Stated problem:
Examine the entries and show every line in which the word "OANDA" is found.
begin
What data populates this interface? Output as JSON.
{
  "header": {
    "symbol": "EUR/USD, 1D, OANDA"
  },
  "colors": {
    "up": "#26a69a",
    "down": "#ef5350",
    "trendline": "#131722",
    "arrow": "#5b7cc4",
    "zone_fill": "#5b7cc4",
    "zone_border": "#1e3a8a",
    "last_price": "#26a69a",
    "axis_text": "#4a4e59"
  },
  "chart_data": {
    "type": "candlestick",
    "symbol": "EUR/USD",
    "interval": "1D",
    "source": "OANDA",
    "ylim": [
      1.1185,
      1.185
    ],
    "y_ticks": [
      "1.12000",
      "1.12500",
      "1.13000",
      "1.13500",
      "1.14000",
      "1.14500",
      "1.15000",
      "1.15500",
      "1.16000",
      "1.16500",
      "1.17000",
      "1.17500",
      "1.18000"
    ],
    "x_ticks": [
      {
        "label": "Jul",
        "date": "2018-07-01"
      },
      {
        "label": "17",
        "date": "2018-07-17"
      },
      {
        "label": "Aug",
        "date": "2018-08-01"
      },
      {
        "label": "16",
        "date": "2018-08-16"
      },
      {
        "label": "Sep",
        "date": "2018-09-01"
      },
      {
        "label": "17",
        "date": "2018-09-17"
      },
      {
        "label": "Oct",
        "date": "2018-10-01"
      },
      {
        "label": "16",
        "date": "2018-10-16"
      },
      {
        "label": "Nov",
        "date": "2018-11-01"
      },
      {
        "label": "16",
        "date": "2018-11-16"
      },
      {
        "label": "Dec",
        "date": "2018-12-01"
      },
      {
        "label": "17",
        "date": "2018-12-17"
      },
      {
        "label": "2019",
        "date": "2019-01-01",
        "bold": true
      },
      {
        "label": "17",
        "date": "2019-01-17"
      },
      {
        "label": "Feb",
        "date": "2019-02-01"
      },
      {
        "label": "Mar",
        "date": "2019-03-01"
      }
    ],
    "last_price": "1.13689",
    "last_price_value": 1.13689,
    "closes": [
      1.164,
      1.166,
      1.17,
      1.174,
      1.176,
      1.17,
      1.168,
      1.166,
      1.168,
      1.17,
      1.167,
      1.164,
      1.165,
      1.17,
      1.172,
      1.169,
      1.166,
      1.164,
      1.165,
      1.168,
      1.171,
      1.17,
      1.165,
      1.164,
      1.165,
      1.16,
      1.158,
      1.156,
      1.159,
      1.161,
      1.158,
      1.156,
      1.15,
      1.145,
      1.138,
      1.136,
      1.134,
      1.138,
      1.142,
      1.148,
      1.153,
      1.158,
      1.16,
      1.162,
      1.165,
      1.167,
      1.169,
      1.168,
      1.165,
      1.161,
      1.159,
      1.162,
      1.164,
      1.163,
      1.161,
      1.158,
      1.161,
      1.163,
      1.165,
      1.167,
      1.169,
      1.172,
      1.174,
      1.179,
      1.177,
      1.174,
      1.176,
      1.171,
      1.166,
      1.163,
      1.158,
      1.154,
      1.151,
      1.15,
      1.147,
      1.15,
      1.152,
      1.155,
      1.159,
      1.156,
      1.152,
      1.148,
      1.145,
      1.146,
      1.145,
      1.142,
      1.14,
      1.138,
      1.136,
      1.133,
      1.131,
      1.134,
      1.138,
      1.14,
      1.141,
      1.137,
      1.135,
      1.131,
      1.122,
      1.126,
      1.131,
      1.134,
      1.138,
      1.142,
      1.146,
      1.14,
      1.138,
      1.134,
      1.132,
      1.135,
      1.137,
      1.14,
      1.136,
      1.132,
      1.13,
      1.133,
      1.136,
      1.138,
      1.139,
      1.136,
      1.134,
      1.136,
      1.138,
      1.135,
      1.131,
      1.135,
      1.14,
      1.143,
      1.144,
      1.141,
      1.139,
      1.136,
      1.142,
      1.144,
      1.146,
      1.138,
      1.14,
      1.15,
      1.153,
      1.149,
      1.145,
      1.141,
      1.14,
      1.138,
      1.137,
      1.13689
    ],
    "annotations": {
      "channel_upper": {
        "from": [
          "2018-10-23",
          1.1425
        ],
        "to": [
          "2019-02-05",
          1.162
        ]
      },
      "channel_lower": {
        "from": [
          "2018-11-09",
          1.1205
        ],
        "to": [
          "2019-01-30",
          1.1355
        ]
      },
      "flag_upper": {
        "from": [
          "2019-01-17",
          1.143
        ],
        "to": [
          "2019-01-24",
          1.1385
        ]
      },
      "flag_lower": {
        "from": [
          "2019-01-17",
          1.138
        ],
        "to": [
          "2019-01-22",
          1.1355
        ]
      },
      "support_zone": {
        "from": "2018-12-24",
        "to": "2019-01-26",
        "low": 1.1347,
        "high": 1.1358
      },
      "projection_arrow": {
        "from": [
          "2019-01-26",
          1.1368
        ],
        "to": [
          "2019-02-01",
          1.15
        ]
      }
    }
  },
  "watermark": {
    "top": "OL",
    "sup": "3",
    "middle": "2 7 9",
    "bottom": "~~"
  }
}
end
Answer to the problem:
    "symbol": "EUR/USD, 1D, OANDA"
    "source": "OANDA",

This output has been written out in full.